[Collected data entries]
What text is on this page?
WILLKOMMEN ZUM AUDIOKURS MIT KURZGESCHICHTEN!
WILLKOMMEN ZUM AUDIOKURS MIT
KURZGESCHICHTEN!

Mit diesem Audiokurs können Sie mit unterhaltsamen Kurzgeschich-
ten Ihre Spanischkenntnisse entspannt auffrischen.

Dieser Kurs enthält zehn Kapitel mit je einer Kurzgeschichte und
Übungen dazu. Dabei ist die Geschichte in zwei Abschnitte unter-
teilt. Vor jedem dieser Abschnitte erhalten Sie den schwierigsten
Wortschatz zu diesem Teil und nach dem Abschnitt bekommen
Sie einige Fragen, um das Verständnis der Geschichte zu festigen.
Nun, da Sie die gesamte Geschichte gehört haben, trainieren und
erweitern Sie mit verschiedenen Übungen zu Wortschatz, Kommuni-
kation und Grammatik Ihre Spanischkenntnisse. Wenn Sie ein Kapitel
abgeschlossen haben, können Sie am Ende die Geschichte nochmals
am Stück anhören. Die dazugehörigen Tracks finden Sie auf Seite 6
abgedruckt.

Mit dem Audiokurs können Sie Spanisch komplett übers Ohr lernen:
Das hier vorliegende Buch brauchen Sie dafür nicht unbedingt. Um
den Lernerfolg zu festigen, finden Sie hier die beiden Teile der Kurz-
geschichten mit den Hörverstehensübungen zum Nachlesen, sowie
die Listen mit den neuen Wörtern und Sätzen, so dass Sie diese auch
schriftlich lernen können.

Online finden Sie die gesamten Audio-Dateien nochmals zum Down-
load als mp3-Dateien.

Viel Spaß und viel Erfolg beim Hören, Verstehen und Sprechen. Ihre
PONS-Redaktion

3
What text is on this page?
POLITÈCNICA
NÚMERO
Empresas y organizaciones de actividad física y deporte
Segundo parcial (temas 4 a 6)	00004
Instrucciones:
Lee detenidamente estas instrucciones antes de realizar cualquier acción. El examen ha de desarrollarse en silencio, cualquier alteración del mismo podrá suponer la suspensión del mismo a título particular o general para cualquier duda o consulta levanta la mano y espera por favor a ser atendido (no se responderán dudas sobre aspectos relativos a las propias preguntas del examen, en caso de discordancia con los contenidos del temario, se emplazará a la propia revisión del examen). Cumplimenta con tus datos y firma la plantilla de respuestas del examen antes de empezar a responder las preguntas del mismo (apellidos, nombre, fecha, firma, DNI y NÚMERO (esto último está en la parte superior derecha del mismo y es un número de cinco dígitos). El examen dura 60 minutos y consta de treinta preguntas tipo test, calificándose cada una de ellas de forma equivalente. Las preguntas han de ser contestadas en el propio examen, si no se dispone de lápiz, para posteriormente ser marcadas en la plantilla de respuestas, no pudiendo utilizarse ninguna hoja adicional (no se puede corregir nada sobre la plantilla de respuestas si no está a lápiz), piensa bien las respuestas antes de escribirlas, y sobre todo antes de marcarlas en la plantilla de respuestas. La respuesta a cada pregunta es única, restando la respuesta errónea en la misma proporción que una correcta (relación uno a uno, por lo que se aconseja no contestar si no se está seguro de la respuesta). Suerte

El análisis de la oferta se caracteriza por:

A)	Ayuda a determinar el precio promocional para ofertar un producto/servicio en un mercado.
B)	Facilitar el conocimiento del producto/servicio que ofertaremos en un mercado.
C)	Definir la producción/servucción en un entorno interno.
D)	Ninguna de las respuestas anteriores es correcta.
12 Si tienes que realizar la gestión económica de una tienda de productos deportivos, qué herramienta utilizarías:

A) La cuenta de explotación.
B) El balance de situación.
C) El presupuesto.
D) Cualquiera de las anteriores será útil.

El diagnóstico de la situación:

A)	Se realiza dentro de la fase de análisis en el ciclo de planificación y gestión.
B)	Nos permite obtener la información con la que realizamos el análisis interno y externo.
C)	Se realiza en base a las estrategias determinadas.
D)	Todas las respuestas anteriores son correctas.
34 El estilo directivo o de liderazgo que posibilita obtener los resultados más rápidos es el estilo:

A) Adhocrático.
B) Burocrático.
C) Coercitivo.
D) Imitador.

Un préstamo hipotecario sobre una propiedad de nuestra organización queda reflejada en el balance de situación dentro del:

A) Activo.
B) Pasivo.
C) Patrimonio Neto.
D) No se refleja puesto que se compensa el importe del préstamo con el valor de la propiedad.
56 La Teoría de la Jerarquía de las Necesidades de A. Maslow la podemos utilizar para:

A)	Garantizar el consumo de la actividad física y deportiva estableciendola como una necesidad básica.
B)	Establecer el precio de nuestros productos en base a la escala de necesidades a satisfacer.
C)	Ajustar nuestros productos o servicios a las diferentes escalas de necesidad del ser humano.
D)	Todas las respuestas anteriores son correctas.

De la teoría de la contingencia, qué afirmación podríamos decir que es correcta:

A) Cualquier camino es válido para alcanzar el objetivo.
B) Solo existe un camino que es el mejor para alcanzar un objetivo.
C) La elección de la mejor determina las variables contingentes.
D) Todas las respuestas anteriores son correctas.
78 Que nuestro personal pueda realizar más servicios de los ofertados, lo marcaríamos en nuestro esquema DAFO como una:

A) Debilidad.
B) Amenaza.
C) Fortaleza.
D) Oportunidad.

> Stated problem
Go through the preceding material and copy each line that has the word "para".

> Response below
Lee detenidamente estas instrucciones antes de realizar cualquier acción. El examen ha de desarrollarse en silencio, cualquier alteración del mismo podrá suponer la suspensión del mismo a título particular o general para cualquier duda o consulta levanta la mano y espera por favor a ser atendido (no se responderán dudas sobre aspectos relativos a las propias preguntas del examen, en caso de discordancia con los contenidos del temario, se emplazará a la propia revisión del examen). Cumplimenta con tus datos y firma la plantilla de respuestas del examen antes de empezar a responder las preguntas del mismo (apellidos, nombre, fecha, firma, DNI y NÚMERO (esto último está en la parte superior derecha del mismo y es un número de cinco dígitos). El examen dura 60 minutos y consta de treinta preguntas tipo test, calificándose cada una de ellas de forma equivalente. Las preguntas han de ser contestadas en el propio examen, si no se dispone de lápiz, para posteriormente ser marcadas en la plantilla de respuestas, no pudiendo utilizarse ninguna hoja adicional (no se puede corregir nada sobre la plantilla de respuestas si no está a lápiz), piensa bien las respuestas antes de escribirlas, y sobre todo antes de marcarlas en la plantilla de respuestas. La respuesta a cada pregunta es única, restando la respuesta errónea en la misma proporción que una correcta (relación uno a uno, por lo que se aconseja no contestar si no se está seguro de la respuesta). Suerte
A)	Ayuda a determinar el precio promocional para ofertar un producto/servicio en un mercado.
56 La Teoría de la Jerarquía de las Necesidades de A. Maslow la podemos utilizar para:
A) Cualquier camino es válido para alcanzar el objetivo.
B) Solo existe un camino que es el mejor para alcanzar un objetivo.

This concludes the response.